> [Directions for this task]: Every line of the data must be copied exactly.

> [The data]:

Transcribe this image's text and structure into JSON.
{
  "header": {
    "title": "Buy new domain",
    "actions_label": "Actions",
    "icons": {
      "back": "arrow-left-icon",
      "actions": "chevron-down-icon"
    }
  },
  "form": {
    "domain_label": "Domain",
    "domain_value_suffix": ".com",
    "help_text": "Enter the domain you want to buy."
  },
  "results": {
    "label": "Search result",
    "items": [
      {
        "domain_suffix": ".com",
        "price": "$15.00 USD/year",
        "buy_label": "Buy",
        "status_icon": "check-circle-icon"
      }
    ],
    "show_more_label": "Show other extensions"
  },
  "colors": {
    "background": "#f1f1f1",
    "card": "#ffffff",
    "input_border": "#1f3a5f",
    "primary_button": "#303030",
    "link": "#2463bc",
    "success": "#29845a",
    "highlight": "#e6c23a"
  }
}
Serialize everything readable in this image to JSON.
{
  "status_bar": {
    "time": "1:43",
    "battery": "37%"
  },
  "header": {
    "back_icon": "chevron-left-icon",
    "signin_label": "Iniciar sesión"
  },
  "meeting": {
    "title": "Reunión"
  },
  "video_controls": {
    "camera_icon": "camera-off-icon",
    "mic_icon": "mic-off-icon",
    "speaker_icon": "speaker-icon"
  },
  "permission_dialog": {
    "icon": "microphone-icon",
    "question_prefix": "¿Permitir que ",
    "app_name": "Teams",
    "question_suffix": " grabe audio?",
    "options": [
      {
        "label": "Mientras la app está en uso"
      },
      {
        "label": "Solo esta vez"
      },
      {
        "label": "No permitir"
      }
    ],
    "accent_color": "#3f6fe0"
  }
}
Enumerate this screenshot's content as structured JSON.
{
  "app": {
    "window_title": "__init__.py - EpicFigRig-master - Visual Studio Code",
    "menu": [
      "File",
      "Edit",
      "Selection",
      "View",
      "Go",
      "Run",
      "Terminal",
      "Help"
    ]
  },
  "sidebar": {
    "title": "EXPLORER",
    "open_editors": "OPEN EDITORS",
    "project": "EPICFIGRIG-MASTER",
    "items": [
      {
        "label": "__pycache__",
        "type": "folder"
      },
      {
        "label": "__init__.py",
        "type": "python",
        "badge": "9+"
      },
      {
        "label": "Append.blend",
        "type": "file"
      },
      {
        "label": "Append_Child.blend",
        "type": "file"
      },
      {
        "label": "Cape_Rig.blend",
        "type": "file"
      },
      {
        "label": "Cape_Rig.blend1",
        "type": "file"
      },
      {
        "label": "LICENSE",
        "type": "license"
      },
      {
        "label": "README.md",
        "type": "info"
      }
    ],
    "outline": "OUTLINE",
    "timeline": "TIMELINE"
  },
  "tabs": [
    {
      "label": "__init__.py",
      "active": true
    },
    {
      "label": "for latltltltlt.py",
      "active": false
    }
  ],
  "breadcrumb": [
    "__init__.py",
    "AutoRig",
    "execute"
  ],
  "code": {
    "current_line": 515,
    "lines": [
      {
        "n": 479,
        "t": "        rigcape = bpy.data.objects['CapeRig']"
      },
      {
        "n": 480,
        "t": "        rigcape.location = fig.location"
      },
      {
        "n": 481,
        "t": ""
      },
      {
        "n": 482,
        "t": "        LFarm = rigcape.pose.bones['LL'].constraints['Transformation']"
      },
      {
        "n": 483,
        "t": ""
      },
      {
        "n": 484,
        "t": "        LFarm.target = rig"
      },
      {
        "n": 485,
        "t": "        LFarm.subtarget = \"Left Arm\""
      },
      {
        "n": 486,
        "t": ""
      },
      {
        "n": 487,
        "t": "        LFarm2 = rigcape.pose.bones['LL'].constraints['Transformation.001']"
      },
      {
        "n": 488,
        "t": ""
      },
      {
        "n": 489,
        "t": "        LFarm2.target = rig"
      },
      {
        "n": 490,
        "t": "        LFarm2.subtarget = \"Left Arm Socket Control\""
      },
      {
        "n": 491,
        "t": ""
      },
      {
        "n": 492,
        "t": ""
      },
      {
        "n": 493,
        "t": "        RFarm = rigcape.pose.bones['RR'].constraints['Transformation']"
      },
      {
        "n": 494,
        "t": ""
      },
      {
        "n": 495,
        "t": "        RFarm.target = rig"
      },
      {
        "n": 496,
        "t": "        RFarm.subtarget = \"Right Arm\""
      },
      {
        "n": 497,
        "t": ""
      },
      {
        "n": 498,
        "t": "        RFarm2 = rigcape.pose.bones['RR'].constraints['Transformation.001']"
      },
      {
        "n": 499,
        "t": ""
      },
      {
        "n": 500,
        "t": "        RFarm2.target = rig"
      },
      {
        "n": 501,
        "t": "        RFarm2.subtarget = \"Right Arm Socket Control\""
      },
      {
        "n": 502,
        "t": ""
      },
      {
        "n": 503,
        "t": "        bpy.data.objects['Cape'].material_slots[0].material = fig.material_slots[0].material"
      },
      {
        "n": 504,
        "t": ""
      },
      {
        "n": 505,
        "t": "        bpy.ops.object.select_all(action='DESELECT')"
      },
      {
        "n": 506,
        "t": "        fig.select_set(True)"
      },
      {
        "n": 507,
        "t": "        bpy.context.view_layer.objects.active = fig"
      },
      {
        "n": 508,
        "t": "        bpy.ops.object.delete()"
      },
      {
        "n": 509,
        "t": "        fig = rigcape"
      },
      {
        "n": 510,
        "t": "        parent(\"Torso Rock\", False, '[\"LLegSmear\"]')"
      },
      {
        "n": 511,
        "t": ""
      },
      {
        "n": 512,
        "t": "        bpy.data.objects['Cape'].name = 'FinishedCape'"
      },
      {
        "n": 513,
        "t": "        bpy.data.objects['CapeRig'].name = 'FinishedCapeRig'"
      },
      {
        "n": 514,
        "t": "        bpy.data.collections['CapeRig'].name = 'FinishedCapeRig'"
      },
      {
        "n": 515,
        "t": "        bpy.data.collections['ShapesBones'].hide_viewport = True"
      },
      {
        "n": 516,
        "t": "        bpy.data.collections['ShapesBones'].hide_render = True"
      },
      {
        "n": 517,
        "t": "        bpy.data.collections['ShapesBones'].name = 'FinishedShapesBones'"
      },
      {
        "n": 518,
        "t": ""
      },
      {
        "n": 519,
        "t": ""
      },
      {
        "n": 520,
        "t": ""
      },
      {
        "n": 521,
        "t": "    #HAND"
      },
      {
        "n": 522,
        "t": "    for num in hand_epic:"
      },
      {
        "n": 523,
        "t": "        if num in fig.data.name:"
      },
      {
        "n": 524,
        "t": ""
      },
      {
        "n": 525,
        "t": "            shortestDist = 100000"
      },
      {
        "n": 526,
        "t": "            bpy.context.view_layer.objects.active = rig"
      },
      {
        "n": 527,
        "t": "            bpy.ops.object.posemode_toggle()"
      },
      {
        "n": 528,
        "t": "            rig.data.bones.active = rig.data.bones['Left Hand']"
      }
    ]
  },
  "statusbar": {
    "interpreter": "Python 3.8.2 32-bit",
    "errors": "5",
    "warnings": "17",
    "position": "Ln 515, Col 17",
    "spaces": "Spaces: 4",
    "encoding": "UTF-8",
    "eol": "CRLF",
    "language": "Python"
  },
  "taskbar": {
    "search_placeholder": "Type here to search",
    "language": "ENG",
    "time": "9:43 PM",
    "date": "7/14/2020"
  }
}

> [Written solution]:
Transcribe this image's text and structure into JSON.
{
  "header": {
    "title": "Buy new domain",
    "actions_label": "Actions",
    "icons": {
      "back": "arrow-left-icon",
      "actions": "chevron-down-icon"
    }
  },
  "form": {
    "domain_label": "Domain",
    "domain_value_suffix": ".com",
    "help_text": "Enter the domain you want to buy."
  },
  "results": {
    "label": "Search result",
    "items": [
      {
        "domain_suffix": ".com",
        "price": "$15.00 USD/year",
        "buy_label": "Buy",
        "status_icon": "check-circle-icon"
      }
    ],
    "show_more_label": "Show other extensions"
  },
  "colors": {
    "background": "#f1f1f1",
    "card": "#ffffff",
    "input_border": "#1f3a5f",
    "primary_button": "#303030",
    "link": "#2463bc",
    "success": "#29845a",
    "highlight": "#e6c23a"
  }
}
Serialize everything readable in this image to JSON.
{
  "status_bar": {
    "time": "1:43",
    "battery": "37%"
  },
  "header": {
    "back_icon": "chevron-left-icon",
    "signin_label": "Iniciar sesión"
  },
  "meeting": {
    "title": "Reunión"
  },
  "video_controls": {
    "camera_icon": "camera-off-icon",
    "mic_icon": "mic-off-icon",
    "speaker_icon": "speaker-icon"
  },
  "permission_dialog": {
    "icon": "microphone-icon",
    "question_prefix": "¿Permitir que ",
    "app_name": "Teams",
    "question_suffix": " grabe audio?",
    "options": [
      {
        "label": "Mientras la app está en uso"
      },
      {
        "label": "Solo esta vez"
      },
      {
        "label": "No permitir"
      }
    ],
    "accent_color": "#3f6fe0"
  }
}
Enumerate this screenshot's content as structured JSON.
{
  "app": {
    "window_title": "__init__.py - EpicFigRig-master - Visual Studio Code",
    "menu": [
      "File",
      "Edit",
      "Selection",
      "View",
      "Go",
      "Run",
      "Terminal",
      "Help"
    ]
  },
  "sidebar": {
    "title": "EXPLORER",
    "open_editors": "OPEN EDITORS",
    "project": "EPICFIGRIG-MASTER",
    "items": [
      {
        "label": "__pycache__",
        "type": "folder"
      },
      {
        "label": "__init__.py",
        "type": "python",
        "badge": "9+"
      },
      {
        "label": "Append.blend",
        "type": "file"
      },
      {
        "label": "Append_Child.blend",
        "type": "file"
      },
      {
        "label": "Cape_Rig.blend",
        "type": "file"
      },
      {
        "label": "Cape_Rig.blend1",
        "type": "file"
      },
      {
        "label": "LICENSE",
        "type": "license"
      },
      {
        "label": "README.md",
        "type": "info"
      }
    ],
    "outline": "OUTLINE",
    "timeline": "TIMELINE"
  },
  "tabs": [
    {
      "label": "__init__.py",
      "active": true
    },
    {
      "label": "for latltltltlt.py",
      "active": false
    }
  ],
  "breadcrumb": [
    "__init__.py",
    "AutoRig",
    "execute"
  ],
  "code": {
    "current_line": 515,
    "lines": [
      {
        "n": 479,
        "t": "        rigcape = bpy.data.objects['CapeRig']"
      },
      {
        "n": 480,
        "t": "        rigcape.location = fig.location"
      },
      {
        "n": 481,
        "t": ""
      },
      {
        "n": 482,
        "t": "        LFarm = rigcape.pose.bones['LL'].constraints['Transformation']"
      },
      {
        "n": 483,
        "t": ""
      },
      {
        "n": 484,
        "t": "        LFarm.target = rig"
      },
      {
        "n": 485,
        "t": "        LFarm.subtarget = \"Left Arm\""
      },
      {
        "n": 486,
        "t": ""
      },
      {
        "n": 487,
        "t": "        LFarm2 = rigcape.pose.bones['LL'].constraints['Transformation.001']"
      },
      {
        "n": 488,
        "t": ""
      },
      {
        "n": 489,
        "t": "        LFarm2.target = rig"
      },
      {
        "n": 490,
        "t": "        LFarm2.subtarget = \"Left Arm Socket Control\""
      },
      {
        "n": 491,
        "t": ""
      },
      {
        "n": 492,
        "t": ""
      },
      {
        "n": 493,
        "t": "        RFarm = rigcape.pose.bones['RR'].constraints['Transformation']"
      },
      {
        "n": 494,
        "t": ""
      },
      {
        "n": 495,
        "t": "        RFarm.target = rig"
      },
      {
        "n": 496,
        "t": "        RFarm.subtarget = \"Right Arm\""
      },
      {
        "n": 497,
        "t": ""
      },
      {
        "n": 498,
        "t": "        RFarm2 = rigcape.pose.bones['RR'].constraints['Transformation.001']"
      },
      {
        "n": 499,
        "t": ""
      },
      {
        "n": 500,
        "t": "        RFarm2.target = rig"
      },
      {
        "n": 501,
        "t": "        RFarm2.subtarget = \"Right Arm Socket Control\""
      },
      {
        "n": 502,
        "t": ""
      },
      {
        "n": 503,
        "t": "        bpy.data.objects['Cape'].material_slots[0].material = fig.material_slots[0].material"
      },
      {
        "n": 504,
        "t": ""
      },
      {
        "n": 505,
        "t": "        bpy.ops.object.select_all(action='DESELECT')"
      },
      {
        "n": 506,
        "t": "        fig.select_set(True)"
      },
      {
        "n": 507,
        "t": "        bpy.context.view_layer.objects.active = fig"
      },
      {
        "n": 508,
        "t": "        bpy.ops.object.delete()"
      },
      {
        "n": 509,
        "t": "        fig = rigcape"
      },
      {
        "n": 510,
        "t": "        parent(\"Torso Rock\", False, '[\"LLegSmear\"]')"
      },
      {
        "n": 511,
        "t": ""
      },
      {
        "n": 512,
        "t": "        bpy.data.objects['Cape'].name = 'FinishedCape'"
      },
      {
        "n": 513,
        "t": "        bpy.data.objects['CapeRig'].name = 'FinishedCapeRig'"
      },
      {
        "n": 514,
        "t": "        bpy.data.collections['CapeRig'].name = 'FinishedCapeRig'"
      },
      {
        "n": 515,
        "t": "        bpy.data.collections['ShapesBones'].hide_viewport = True"
      },
      {
        "n": 516,
        "t": "        bpy.data.collections['ShapesBones'].hide_render = True"
      },
      {
        "n": 517,
        "t": "        bpy.data.collections['ShapesBones'].name = 'FinishedShapesBones'"
      },
      {
        "n": 518,
        "t": ""
      },
      {
        "n": 519,
        "t": ""
      },
      {
        "n": 520,
        "t": ""
      },
      {
        "n": 521,
        "t": "    #HAND"
      },
      {
        "n": 522,
        "t": "    for num in hand_epic:"
      },
      {
        "n": 523,
        "t": "        if num in fig.data.name:"
      },
      {
        "n": 524,
        "t": ""
      },
      {
        "n": 525,
        "t": "            shortestDist = 100000"
      },
      {
        "n": 526,
        "t": "            bpy.context.view_layer.objects.active = rig"
      },
      {
        "n": 527,
        "t": "            bpy.ops.object.posemode_toggle()"
      },
      {
        "n": 528,
        "t": "            rig.data.bones.active = rig.data.bones['Left Hand']"
      }
    ]
  },
  "statusbar": {
    "interpreter": "Python 3.8.2 32-bit",
    "errors": "5",
    "warnings": "17",
    "position": "Ln 515, Col 17",
    "spaces": "Spaces: 4",
    "encoding": "UTF-8",
    "eol": "CRLF",
    "language": "Python"
  },
  "taskbar": {
    "search_placeholder": "Type here to search",
    "language": "ENG",
    "time": "9:43 PM",
    "date": "7/14/2020"
  }
}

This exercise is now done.